## Document passage
_ _ _ _
But we are losing sight of May-time-of that period when, obeying the secret impulses of our nature, we would establish a general National Jubilee a great and refreshing Sunday for enervating labour. We have said that locomotion is become inseparable from our ideas of holiday keeping. This we note as a good and promising sign. Intersected as our land is with railways-covered as our seas are with steamers-we should wish to see our May festival become a grand and instructive pilgrimage time. It is good for man to run among his fellows-to see distant spots-to become acquainted with new and untrodden localities. Travel is a glorious pill for purging nonsense. The lion of the country coterie has the conceit taken out of him by London's cold shoulder. The prejudice-stuffed John Bull, who hates the French for eating frogs and wearing wooden shoes, very soon becomes ashamed of his cherished opinions, if he airs them on the other side of the water. The townsman has much to learn from the countryman-the countryman from the townsman. Let them mingle as often as may be. Whisk your agricultural population amid the chimneys of the regions of iron and cotton. Bring the sooty men of the forge, and the pale men of the loom, amid ploughs and harrows. The change will do both good-will inspire both with new ideas-will kill old prejudices will make people think less of themselves and more of their neighbours. We have had too much class warfare lately. The country has been too long and too fiercely set against the town. Now that a peace seems likely to be at hand, we would cement the alliance with personal intercourse. We should like to see the man of Lancashire shake

hands with the man of Somersetshire. We would have the ruddy tenant of 500 arable acres conducting the weaver-freed for a space from the roar of the engine and the clatter of the powerloom-around the rustic homestead; and again, it would as much delight us to see a friendly lex talionis practised by the operative of the north in conducting, in his turn, his country acquaintance from engine to furnace from mill to Mechanics' Institute. Now, this is much more than mere dreaming. It would have been but idle imaginings were it not for steam; but, thank Heaven, we now wield a power which twenty years ago we wot not of-a power which is working a greater revolution than ever was rung in by elang of tocsin, or baptized in the blood of kings.
_ _ _ _
## Exercise tasks
a: List every place name that appears in the May-time passage.
b: Reproduce the May-time passage word for word, from "hands with the" to "blood of kings.", inclusive.
You won't need the entries that follow.

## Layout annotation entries
_ _ _ _
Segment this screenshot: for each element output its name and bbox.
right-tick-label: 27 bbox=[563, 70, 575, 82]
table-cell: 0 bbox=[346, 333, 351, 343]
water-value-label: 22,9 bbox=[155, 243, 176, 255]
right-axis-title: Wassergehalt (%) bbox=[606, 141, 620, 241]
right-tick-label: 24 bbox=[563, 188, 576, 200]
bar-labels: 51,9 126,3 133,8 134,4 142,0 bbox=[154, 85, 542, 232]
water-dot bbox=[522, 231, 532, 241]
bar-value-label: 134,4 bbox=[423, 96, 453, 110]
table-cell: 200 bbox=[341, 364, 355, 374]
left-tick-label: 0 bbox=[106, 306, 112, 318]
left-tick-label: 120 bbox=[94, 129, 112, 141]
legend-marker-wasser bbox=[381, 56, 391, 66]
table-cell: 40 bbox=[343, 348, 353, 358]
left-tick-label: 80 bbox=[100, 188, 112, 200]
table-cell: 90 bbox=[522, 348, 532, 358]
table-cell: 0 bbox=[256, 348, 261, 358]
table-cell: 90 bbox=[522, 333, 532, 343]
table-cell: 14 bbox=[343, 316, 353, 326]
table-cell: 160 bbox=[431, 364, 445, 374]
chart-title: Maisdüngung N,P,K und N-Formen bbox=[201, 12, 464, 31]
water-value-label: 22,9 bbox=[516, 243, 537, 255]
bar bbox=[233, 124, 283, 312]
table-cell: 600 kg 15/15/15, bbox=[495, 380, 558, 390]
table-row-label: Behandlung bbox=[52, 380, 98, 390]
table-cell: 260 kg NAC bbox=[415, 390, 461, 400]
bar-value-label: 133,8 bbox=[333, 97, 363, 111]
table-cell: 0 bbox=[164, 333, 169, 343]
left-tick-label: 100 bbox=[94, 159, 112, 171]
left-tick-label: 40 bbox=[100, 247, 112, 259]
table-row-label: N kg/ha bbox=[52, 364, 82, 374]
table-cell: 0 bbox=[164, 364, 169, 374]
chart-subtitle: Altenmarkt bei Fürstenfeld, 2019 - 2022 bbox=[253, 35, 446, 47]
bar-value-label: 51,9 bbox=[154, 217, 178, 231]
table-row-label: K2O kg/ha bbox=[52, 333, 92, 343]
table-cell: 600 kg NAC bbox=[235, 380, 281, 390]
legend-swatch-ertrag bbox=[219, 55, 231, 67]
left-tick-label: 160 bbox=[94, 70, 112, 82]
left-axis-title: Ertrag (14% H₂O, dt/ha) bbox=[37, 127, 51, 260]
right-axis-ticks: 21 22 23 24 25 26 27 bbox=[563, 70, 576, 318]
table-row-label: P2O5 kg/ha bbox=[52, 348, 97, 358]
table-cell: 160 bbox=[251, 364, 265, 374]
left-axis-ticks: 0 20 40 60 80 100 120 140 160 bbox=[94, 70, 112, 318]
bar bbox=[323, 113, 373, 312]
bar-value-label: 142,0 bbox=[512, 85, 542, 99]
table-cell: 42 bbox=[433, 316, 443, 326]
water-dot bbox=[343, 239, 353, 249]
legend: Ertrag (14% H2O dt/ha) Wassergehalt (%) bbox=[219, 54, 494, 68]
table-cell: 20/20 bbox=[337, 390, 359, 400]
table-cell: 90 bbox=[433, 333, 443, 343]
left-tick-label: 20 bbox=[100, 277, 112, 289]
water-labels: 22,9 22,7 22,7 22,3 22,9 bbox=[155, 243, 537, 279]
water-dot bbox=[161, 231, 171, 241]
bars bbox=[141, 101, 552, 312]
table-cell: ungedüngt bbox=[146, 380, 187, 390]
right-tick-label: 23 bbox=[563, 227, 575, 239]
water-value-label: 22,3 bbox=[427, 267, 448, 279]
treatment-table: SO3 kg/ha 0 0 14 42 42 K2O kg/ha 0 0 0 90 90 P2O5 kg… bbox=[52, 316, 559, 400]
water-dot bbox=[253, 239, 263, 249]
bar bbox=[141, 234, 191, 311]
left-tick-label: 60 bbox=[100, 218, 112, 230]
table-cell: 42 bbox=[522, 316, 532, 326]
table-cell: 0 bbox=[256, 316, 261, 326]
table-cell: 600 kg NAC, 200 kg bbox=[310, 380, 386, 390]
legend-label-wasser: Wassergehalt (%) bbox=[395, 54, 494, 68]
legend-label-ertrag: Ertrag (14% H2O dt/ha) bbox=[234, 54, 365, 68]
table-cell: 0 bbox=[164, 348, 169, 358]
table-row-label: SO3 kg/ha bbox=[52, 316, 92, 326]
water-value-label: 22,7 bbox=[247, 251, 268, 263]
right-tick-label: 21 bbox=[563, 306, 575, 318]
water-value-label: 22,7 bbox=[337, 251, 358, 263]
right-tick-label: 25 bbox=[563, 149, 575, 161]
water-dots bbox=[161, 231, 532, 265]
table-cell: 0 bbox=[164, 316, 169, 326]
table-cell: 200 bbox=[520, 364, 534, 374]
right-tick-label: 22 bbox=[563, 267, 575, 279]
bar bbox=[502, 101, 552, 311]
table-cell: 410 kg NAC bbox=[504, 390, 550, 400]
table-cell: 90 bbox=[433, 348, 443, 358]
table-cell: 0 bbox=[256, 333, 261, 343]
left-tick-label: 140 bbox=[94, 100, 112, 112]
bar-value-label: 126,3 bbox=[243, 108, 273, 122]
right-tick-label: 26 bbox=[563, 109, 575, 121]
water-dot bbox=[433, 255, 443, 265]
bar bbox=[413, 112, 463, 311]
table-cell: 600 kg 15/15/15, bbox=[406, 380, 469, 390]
_ _ _ _
## Task results
a: London, Lancashire, Somersetshire

b:
hands with the man of Somersetshire. We would have the ruddy tenant of 500 arable acres conducting the weaver-freed for a space from the roar of the engine and the clatter of the powerloom-around the rustic homestead; and again, it would as much delight us to see a friendly lex talionis practised by the operative of the north in conducting, in his turn, his country acquaintance from engine to furnace from mill to Mechanics' Institute. Now, this is much more than mere dreaming. It would have been but idle imaginings were it not for steam; but, thank Heaven, we now wield a power which twenty years ago we wot not of-a power which is working a greater revolution than ever was rung in by elang of tocsin, or baptized in the blood of kings.